**Required work:**
Retype every entry in its entirety, without alteration.

[Stored records]
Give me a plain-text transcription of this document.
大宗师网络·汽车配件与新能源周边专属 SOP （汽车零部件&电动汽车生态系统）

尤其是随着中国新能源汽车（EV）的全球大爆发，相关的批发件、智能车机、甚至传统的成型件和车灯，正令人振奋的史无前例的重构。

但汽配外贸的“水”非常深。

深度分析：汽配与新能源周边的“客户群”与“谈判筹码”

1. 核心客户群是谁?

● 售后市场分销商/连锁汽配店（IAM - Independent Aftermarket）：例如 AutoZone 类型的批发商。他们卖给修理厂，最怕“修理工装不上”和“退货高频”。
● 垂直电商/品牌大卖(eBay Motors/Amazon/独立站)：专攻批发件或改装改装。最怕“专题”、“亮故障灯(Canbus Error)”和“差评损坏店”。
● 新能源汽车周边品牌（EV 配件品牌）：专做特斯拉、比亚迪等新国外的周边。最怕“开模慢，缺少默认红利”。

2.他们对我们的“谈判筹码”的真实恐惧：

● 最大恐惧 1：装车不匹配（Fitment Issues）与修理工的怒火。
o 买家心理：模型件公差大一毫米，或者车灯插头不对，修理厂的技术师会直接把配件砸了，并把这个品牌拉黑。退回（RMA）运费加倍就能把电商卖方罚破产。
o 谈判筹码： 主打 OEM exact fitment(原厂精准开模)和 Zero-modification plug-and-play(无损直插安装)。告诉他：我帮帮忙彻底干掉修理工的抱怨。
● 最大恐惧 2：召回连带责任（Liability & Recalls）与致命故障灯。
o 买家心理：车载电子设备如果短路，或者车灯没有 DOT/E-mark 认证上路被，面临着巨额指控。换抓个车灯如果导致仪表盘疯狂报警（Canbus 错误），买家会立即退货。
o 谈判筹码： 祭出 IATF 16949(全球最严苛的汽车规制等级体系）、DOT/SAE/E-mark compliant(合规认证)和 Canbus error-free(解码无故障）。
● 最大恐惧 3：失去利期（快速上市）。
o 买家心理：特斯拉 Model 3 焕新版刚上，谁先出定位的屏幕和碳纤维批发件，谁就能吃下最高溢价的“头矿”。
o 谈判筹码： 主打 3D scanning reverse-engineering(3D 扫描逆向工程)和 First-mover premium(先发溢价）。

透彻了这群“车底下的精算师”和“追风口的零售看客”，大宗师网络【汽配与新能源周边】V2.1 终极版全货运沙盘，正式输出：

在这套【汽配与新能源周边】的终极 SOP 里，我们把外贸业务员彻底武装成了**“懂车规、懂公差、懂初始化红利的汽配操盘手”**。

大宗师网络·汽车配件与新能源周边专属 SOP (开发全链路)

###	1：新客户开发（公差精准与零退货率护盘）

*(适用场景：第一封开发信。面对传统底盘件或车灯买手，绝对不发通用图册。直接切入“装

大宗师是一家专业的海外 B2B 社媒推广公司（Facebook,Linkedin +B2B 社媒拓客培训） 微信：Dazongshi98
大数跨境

**Result of the task:**
Give me a plain-text transcription of this document.
大宗师网络·汽车配件与新能源周边专属 SOP （汽车零部件&电动汽车生态系统）

尤其是随着中国新能源汽车（EV）的全球大爆发，相关的批发件、智能车机、甚至传统的成型件和车灯，正令人振奋的史无前例的重构。

但汽配外贸的“水”非常深。

深度分析：汽配与新能源周边的“客户群”与“谈判筹码”

1. 核心客户群是谁?

● 售后市场分销商/连锁汽配店（IAM - Independent Aftermarket）：例如 AutoZone 类型的批发商。他们卖给修理厂，最怕“修理工装不上”和“退货高频”。
● 垂直电商/品牌大卖(eBay Motors/Amazon/独立站)：专攻批发件或改装改装。最怕“专题”、“亮故障灯(Canbus Error)”和“差评损坏店”。
● 新能源汽车周边品牌（EV 配件品牌）：专做特斯拉、比亚迪等新国外的周边。最怕“开模慢，缺少默认红利”。

2.他们对我们的“谈判筹码”的真实恐惧：

● 最大恐惧 1：装车不匹配（Fitment Issues）与修理工的怒火。
o 买家心理：模型件公差大一毫米，或者车灯插头不对，修理厂的技术师会直接把配件砸了，并把这个品牌拉黑。退回（RMA）运费加倍就能把电商卖方罚破产。
o 谈判筹码： 主打 OEM exact fitment(原厂精准开模)和 Zero-modification plug-and-play(无损直插安装)。告诉他：我帮帮忙彻底干掉修理工的抱怨。
● 最大恐惧 2：召回连带责任（Liability & Recalls）与致命故障灯。
o 买家心理：车载电子设备如果短路，或者车灯没有 DOT/E-mark 认证上路被，面临着巨额指控。换抓个车灯如果导致仪表盘疯狂报警（Canbus 错误），买家会立即退货。
o 谈判筹码： 祭出 IATF 16949(全球最严苛的汽车规制等级体系）、DOT/SAE/E-mark compliant(合规认证)和 Canbus error-free(解码无故障）。
● 最大恐惧 3：失去利期（快速上市）。
o 买家心理：特斯拉 Model 3 焕新版刚上，谁先出定位的屏幕和碳纤维批发件，谁就能吃下最高溢价的“头矿”。
o 谈判筹码： 主打 3D scanning reverse-engineering(3D 扫描逆向工程)和 First-mover premium(先发溢价）。

透彻了这群“车底下的精算师”和“追风口的零售看客”，大宗师网络【汽配与新能源周边】V2.1 终极版全货运沙盘，正式输出：

在这套【汽配与新能源周边】的终极 SOP 里，我们把外贸业务员彻底武装成了**“懂车规、懂公差、懂初始化红利的汽配操盘手”**。

大宗师网络·汽车配件与新能源周边专属 SOP (开发全链路)

###	1：新客户开发（公差精准与零退货率护盘）

*(适用场景：第一封开发信。面对传统底盘件或车灯买手，绝对不发通用图册。直接切入“装

大宗师是一家专业的海外 B2B 社媒推广公司（Facebook,Linkedin +B2B 社媒拓客培训） 微信：Dazongshi98
大数跨境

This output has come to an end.